**Provided material**
--- Begin ---
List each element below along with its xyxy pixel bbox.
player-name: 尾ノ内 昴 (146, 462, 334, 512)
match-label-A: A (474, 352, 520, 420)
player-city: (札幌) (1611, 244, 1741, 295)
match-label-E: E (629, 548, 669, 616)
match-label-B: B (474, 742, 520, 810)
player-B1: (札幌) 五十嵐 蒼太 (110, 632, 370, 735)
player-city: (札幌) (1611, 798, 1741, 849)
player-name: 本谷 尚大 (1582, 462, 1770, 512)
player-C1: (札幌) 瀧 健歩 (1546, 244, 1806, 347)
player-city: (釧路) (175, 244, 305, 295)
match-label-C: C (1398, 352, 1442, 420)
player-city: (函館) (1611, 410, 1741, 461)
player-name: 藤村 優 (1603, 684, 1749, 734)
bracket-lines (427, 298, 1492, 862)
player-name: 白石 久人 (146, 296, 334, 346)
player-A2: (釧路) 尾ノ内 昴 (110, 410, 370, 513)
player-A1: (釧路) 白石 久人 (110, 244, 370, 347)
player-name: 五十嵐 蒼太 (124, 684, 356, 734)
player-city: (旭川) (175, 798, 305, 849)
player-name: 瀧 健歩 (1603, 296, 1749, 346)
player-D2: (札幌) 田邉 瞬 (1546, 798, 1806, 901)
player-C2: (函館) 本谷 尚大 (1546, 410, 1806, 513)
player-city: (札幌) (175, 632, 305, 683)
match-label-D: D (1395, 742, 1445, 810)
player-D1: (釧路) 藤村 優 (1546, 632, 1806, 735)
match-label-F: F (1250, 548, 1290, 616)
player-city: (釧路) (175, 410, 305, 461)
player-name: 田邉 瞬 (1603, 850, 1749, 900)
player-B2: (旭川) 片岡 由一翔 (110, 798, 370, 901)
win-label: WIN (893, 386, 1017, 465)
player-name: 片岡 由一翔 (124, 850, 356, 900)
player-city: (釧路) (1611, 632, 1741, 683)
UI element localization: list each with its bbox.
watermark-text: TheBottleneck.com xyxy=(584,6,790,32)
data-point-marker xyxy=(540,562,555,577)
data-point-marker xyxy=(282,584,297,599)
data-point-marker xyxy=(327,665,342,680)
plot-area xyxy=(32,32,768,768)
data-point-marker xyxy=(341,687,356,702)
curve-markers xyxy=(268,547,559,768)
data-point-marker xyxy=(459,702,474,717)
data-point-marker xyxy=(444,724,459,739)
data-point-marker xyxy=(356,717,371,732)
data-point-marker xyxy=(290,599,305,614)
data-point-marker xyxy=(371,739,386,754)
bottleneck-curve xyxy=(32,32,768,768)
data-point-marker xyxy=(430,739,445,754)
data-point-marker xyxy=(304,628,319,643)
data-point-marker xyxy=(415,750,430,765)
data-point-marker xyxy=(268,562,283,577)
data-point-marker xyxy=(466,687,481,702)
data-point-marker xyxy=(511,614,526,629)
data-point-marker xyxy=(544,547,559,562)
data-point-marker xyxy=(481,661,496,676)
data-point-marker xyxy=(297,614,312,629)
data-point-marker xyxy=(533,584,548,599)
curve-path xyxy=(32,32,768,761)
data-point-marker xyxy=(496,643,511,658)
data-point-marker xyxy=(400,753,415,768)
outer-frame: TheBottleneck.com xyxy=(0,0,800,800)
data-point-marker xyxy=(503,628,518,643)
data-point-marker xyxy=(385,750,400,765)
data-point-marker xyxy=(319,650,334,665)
--- End ---
**What to work on**
Please quote every item above line for line, with no changes.

**Solution to the exercise**
List each element below along with its xyxy pixel bbox.
player-name: 尾ノ内 昴 (146, 462, 334, 512)
match-label-A: A (474, 352, 520, 420)
player-city: (札幌) (1611, 244, 1741, 295)
match-label-E: E (629, 548, 669, 616)
match-label-B: B (474, 742, 520, 810)
player-B1: (札幌) 五十嵐 蒼太 (110, 632, 370, 735)
player-city: (札幌) (1611, 798, 1741, 849)
player-name: 本谷 尚大 (1582, 462, 1770, 512)
player-C1: (札幌) 瀧 健歩 (1546, 244, 1806, 347)
player-city: (釧路) (175, 244, 305, 295)
match-label-C: C (1398, 352, 1442, 420)
player-city: (函館) (1611, 410, 1741, 461)
player-name: 藤村 優 (1603, 684, 1749, 734)
bracket-lines (427, 298, 1492, 862)
player-name: 白石 久人 (146, 296, 334, 346)
player-A2: (釧路) 尾ノ内 昴 (110, 410, 370, 513)
player-A1: (釧路) 白石 久人 (110, 244, 370, 347)
player-name: 五十嵐 蒼太 (124, 684, 356, 734)
player-city: (旭川) (175, 798, 305, 849)
player-name: 瀧 健歩 (1603, 296, 1749, 346)
player-D2: (札幌) 田邉 瞬 (1546, 798, 1806, 901)
player-C2: (函館) 本谷 尚大 (1546, 410, 1806, 513)
player-city: (札幌) (175, 632, 305, 683)
match-label-D: D (1395, 742, 1445, 810)
player-D1: (釧路) 藤村 優 (1546, 632, 1806, 735)
match-label-F: F (1250, 548, 1290, 616)
player-city: (釧路) (175, 410, 305, 461)
player-name: 田邉 瞬 (1603, 850, 1749, 900)
player-B2: (旭川) 片岡 由一翔 (110, 798, 370, 901)
win-label: WIN (893, 386, 1017, 465)
player-name: 片岡 由一翔 (124, 850, 356, 900)
player-city: (釧路) (1611, 632, 1741, 683)
UI element localization: list each with its bbox.
watermark-text: TheBottleneck.com xyxy=(584,6,790,32)
data-point-marker xyxy=(540,562,555,577)
data-point-marker xyxy=(282,584,297,599)
data-point-marker xyxy=(327,665,342,680)
plot-area xyxy=(32,32,768,768)
data-point-marker xyxy=(341,687,356,702)
curve-markers xyxy=(268,547,559,768)
data-point-marker xyxy=(459,702,474,717)
data-point-marker xyxy=(444,724,459,739)
data-point-marker xyxy=(356,717,371,732)
data-point-marker xyxy=(290,599,305,614)
data-point-marker xyxy=(371,739,386,754)
bottleneck-curve xyxy=(32,32,768,768)
data-point-marker xyxy=(430,739,445,754)
data-point-marker xyxy=(304,628,319,643)
data-point-marker xyxy=(415,750,430,765)
data-point-marker xyxy=(268,562,283,577)
data-point-marker xyxy=(466,687,481,702)
data-point-marker xyxy=(511,614,526,629)
data-point-marker xyxy=(544,547,559,562)
data-point-marker xyxy=(481,661,496,676)
data-point-marker xyxy=(297,614,312,629)
data-point-marker xyxy=(533,584,548,599)
curve-path xyxy=(32,32,768,761)
data-point-marker xyxy=(496,643,511,658)
data-point-marker xyxy=(400,753,415,768)
outer-frame: TheBottleneck.com xyxy=(0,0,800,800)
data-point-marker xyxy=(503,628,518,643)
data-point-marker xyxy=(385,750,400,765)
data-point-marker xyxy=(319,650,334,665)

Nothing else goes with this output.